WHAT TO DO
Return every line of each entry below unchanged, character for character.

(Items from a data source)
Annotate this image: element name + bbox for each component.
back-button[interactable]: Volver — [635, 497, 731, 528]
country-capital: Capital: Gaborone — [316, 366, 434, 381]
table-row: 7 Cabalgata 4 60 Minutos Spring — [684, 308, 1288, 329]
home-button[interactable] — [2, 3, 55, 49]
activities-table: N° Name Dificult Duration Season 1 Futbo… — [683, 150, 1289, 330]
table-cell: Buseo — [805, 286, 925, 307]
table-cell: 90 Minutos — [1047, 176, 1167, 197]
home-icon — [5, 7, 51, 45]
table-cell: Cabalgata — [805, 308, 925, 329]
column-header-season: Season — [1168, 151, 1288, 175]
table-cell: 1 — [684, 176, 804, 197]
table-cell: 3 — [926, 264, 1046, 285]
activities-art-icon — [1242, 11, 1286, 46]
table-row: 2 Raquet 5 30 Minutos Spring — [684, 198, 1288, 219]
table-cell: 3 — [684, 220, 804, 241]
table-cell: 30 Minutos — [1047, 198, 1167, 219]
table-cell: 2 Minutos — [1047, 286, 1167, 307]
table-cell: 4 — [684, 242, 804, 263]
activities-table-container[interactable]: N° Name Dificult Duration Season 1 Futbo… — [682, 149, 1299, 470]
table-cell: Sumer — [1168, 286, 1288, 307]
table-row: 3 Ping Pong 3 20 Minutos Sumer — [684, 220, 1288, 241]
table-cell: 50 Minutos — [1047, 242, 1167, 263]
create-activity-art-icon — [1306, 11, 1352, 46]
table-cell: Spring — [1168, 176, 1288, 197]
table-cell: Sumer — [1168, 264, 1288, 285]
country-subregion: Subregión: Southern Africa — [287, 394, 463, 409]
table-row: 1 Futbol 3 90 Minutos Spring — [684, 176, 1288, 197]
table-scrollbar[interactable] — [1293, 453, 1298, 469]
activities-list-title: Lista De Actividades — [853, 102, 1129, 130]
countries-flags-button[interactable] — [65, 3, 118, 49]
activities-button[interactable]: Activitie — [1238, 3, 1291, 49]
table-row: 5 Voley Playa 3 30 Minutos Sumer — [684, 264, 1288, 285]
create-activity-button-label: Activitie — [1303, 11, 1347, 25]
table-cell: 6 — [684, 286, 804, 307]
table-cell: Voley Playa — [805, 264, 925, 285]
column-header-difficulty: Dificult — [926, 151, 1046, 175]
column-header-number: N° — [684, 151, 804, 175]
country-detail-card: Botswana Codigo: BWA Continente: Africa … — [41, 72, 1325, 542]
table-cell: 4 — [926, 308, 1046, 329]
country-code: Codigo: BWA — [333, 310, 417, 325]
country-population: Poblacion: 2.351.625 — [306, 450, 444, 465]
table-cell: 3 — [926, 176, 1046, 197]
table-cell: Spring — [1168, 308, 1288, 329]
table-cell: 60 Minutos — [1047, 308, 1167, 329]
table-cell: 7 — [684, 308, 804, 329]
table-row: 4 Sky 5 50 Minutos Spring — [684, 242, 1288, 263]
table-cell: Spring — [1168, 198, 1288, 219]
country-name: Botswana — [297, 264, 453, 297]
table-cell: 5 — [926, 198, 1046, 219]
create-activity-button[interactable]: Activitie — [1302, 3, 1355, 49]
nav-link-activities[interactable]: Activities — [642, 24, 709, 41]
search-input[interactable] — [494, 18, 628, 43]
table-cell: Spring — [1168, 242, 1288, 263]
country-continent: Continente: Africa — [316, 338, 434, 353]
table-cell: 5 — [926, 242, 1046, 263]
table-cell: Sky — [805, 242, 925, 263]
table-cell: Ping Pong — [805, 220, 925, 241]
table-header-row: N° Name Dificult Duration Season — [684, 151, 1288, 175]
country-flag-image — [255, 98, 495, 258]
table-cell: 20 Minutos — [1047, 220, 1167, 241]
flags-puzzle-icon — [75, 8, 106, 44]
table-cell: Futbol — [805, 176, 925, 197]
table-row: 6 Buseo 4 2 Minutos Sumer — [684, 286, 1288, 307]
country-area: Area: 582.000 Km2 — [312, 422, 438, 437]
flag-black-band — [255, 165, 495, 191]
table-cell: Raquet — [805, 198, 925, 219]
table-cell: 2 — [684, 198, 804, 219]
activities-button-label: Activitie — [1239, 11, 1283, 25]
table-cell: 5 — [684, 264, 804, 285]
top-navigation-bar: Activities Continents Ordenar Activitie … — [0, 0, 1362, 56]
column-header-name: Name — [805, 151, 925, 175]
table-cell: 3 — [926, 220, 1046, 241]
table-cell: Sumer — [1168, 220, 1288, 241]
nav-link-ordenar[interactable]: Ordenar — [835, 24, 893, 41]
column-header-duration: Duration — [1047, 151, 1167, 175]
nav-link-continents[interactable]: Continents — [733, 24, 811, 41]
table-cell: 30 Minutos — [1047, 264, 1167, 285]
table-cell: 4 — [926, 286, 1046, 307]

FINISHED TASK
Annotate this image: element name + bbox for each component.
back-button[interactable]: Volver — [635, 497, 731, 528]
country-capital: Capital: Gaborone — [316, 366, 434, 381]
table-row: 7 Cabalgata 4 60 Minutos Spring — [684, 308, 1288, 329]
home-button[interactable] — [2, 3, 55, 49]
activities-table: N° Name Dificult Duration Season 1 Futbo… — [683, 150, 1289, 330]
table-cell: Buseo — [805, 286, 925, 307]
table-cell: 90 Minutos — [1047, 176, 1167, 197]
home-icon — [5, 7, 51, 45]
table-cell: Cabalgata — [805, 308, 925, 329]
column-header-season: Season — [1168, 151, 1288, 175]
table-cell: 1 — [684, 176, 804, 197]
table-cell: 3 — [926, 264, 1046, 285]
activities-art-icon — [1242, 11, 1286, 46]
table-row: 2 Raquet 5 30 Minutos Spring — [684, 198, 1288, 219]
table-cell: 3 — [684, 220, 804, 241]
table-cell: 30 Minutos — [1047, 198, 1167, 219]
table-cell: 2 Minutos — [1047, 286, 1167, 307]
table-cell: 4 — [684, 242, 804, 263]
activities-table-container[interactable]: N° Name Dificult Duration Season 1 Futbo… — [682, 149, 1299, 470]
table-cell: Sumer — [1168, 286, 1288, 307]
table-row: 3 Ping Pong 3 20 Minutos Sumer — [684, 220, 1288, 241]
table-cell: 50 Minutos — [1047, 242, 1167, 263]
create-activity-art-icon — [1306, 11, 1352, 46]
table-cell: Spring — [1168, 176, 1288, 197]
table-cell: Sumer — [1168, 264, 1288, 285]
country-subregion: Subregión: Southern Africa — [287, 394, 463, 409]
table-row: 1 Futbol 3 90 Minutos Spring — [684, 176, 1288, 197]
table-scrollbar[interactable] — [1293, 453, 1298, 469]
activities-list-title: Lista De Actividades — [853, 102, 1129, 130]
countries-flags-button[interactable] — [65, 3, 118, 49]
activities-button[interactable]: Activitie — [1238, 3, 1291, 49]
table-row: 5 Voley Playa 3 30 Minutos Sumer — [684, 264, 1288, 285]
create-activity-button-label: Activitie — [1303, 11, 1347, 25]
table-cell: 6 — [684, 286, 804, 307]
table-cell: Voley Playa — [805, 264, 925, 285]
column-header-difficulty: Dificult — [926, 151, 1046, 175]
column-header-number: N° — [684, 151, 804, 175]
country-detail-card: Botswana Codigo: BWA Continente: Africa … — [41, 72, 1325, 542]
table-cell: 4 — [926, 308, 1046, 329]
country-code: Codigo: BWA — [333, 310, 417, 325]
country-population: Poblacion: 2.351.625 — [306, 450, 444, 465]
table-cell: 3 — [926, 176, 1046, 197]
table-cell: Spring — [1168, 308, 1288, 329]
table-cell: 60 Minutos — [1047, 308, 1167, 329]
table-cell: 7 — [684, 308, 804, 329]
table-row: 4 Sky 5 50 Minutos Spring — [684, 242, 1288, 263]
table-cell: Spring — [1168, 198, 1288, 219]
country-name: Botswana — [297, 264, 453, 297]
table-cell: 5 — [926, 198, 1046, 219]
create-activity-button[interactable]: Activitie — [1302, 3, 1355, 49]
nav-link-activities[interactable]: Activities — [642, 24, 709, 41]
search-input[interactable] — [494, 18, 628, 43]
table-cell: Spring — [1168, 242, 1288, 263]
country-continent: Continente: Africa — [316, 338, 434, 353]
table-cell: 5 — [926, 242, 1046, 263]
table-cell: Sky — [805, 242, 925, 263]
table-cell: Ping Pong — [805, 220, 925, 241]
table-header-row: N° Name Dificult Duration Season — [684, 151, 1288, 175]
country-flag-image — [255, 98, 495, 258]
table-cell: 20 Minutos — [1047, 220, 1167, 241]
flags-puzzle-icon — [75, 8, 106, 44]
table-cell: Futbol — [805, 176, 925, 197]
table-row: 6 Buseo 4 2 Minutos Sumer — [684, 286, 1288, 307]
country-area: Area: 582.000 Km2 — [312, 422, 438, 437]
flag-black-band — [255, 165, 495, 191]
table-cell: Raquet — [805, 198, 925, 219]
table-cell: 2 — [684, 198, 804, 219]
activities-button-label: Activitie — [1239, 11, 1283, 25]
table-cell: 5 — [684, 264, 804, 285]
top-navigation-bar: Activities Continents Ordenar Activitie … — [0, 0, 1362, 56]
column-header-name: Name — [805, 151, 925, 175]
table-cell: 3 — [926, 220, 1046, 241]
table-cell: Sumer — [1168, 220, 1288, 241]
nav-link-ordenar[interactable]: Ordenar — [835, 24, 893, 41]
column-header-duration: Duration — [1047, 151, 1167, 175]
nav-link-continents[interactable]: Continents — [733, 24, 811, 41]
table-cell: 30 Minutos — [1047, 264, 1167, 285]
table-cell: 4 — [926, 286, 1046, 307]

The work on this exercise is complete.